** start Information shown **

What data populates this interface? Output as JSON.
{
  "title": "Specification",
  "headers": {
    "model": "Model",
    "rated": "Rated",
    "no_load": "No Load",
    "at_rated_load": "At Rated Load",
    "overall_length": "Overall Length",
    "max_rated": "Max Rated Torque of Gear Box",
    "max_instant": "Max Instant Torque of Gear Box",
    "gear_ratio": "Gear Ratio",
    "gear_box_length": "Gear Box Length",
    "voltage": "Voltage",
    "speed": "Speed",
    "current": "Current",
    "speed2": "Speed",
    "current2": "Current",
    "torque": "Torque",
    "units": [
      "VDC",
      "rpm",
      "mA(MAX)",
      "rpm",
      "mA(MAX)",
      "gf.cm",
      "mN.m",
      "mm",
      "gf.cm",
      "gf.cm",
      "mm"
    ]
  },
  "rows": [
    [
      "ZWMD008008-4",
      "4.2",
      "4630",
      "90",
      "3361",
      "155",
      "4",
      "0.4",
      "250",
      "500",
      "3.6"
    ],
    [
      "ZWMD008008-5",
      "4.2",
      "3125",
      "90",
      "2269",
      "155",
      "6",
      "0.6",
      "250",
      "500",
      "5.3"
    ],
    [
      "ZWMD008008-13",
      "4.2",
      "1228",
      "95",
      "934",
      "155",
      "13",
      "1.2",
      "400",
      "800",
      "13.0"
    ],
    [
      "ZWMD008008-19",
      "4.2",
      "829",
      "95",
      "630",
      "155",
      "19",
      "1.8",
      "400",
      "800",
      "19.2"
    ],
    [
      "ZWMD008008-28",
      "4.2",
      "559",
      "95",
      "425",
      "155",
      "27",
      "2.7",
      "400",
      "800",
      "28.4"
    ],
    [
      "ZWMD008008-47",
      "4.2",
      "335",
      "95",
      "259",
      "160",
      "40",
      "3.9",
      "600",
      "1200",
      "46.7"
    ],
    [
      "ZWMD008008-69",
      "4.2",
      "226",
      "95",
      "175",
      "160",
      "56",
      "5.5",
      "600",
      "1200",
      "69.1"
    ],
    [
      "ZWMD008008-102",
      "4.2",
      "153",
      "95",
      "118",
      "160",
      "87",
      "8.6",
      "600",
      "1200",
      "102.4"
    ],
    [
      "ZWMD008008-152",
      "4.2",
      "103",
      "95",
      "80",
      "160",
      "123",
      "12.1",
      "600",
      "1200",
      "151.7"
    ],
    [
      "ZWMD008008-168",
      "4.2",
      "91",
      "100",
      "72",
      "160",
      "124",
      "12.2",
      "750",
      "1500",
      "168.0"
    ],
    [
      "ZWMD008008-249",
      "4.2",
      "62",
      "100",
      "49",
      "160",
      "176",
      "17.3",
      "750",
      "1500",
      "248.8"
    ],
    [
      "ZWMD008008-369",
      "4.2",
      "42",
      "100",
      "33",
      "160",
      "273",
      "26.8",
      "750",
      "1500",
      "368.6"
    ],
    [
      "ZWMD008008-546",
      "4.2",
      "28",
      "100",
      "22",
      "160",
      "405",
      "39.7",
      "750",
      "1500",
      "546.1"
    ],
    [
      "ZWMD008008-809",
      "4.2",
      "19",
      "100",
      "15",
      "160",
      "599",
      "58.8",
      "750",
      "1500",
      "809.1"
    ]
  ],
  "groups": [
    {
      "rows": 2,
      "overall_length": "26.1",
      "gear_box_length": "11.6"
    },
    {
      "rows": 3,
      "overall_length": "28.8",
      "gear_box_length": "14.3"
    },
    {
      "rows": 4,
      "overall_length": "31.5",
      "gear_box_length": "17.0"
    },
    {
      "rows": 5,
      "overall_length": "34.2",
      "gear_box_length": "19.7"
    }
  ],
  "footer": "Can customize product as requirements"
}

** end Information shown **

● Requirement:
From the entries, report each line that includes the word "Torque".

● Task response:
    "max_rated": "Max Rated Torque of Gear Box",
    "max_instant": "Max Instant Torque of Gear Box",
    "torque": "Torque",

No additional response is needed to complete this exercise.